Task to complete - Every line that holds the string "JSON" is to be identified and copied.

** BEGIN **

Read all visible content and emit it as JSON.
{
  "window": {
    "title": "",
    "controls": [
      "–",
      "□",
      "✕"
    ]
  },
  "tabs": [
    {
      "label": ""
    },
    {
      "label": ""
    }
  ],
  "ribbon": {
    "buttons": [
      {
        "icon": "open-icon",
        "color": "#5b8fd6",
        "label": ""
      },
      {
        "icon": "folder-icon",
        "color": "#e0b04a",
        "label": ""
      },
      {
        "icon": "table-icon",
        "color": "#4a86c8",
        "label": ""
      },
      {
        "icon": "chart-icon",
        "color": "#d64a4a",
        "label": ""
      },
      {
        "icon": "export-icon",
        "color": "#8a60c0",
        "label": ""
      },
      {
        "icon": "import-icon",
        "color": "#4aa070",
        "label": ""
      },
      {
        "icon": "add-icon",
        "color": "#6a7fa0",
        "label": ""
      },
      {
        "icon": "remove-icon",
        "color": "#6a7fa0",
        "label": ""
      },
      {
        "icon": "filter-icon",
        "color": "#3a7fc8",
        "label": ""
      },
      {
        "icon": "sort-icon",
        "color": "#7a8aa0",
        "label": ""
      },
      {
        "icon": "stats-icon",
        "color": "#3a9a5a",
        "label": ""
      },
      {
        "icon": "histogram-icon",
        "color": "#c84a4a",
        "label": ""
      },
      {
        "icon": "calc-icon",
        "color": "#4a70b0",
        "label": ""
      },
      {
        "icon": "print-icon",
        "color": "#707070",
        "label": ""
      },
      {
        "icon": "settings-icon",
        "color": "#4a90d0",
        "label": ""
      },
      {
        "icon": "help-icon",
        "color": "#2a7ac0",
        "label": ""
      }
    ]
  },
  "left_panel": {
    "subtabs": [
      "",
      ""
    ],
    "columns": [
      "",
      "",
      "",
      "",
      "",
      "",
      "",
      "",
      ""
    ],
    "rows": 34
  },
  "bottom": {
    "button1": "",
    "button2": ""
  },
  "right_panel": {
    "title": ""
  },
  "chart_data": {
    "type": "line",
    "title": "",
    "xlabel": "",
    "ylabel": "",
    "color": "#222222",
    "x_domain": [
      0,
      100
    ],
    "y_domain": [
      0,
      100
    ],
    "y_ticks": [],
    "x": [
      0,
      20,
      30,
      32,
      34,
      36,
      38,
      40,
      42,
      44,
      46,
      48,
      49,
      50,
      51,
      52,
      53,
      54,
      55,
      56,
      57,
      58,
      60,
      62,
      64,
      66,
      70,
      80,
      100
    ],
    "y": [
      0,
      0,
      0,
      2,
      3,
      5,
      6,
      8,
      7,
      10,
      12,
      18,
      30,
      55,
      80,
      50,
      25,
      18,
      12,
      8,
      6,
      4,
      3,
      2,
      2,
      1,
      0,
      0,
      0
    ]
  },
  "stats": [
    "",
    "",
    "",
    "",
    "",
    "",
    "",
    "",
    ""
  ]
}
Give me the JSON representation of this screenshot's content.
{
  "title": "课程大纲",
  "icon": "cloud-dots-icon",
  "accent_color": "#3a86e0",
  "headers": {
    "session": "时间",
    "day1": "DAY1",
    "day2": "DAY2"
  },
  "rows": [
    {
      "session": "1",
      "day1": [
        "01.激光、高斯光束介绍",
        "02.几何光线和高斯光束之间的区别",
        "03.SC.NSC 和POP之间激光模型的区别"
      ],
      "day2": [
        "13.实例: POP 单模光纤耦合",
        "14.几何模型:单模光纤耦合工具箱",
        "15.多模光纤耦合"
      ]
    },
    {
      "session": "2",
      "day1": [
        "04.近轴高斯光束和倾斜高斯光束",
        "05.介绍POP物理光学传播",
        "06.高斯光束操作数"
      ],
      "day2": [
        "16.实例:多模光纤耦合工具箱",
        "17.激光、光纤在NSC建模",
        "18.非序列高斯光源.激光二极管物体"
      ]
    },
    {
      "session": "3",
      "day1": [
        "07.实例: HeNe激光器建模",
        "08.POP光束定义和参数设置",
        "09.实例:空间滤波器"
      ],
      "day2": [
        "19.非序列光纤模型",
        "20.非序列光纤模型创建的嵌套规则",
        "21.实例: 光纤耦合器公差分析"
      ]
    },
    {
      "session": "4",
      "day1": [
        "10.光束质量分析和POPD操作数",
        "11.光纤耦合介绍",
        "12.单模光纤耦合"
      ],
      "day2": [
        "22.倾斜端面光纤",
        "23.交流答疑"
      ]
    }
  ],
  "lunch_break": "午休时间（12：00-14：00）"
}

** END **

Result of this task -
Read all visible content and emit it as JSON.
Give me the JSON representation of this screenshot's content.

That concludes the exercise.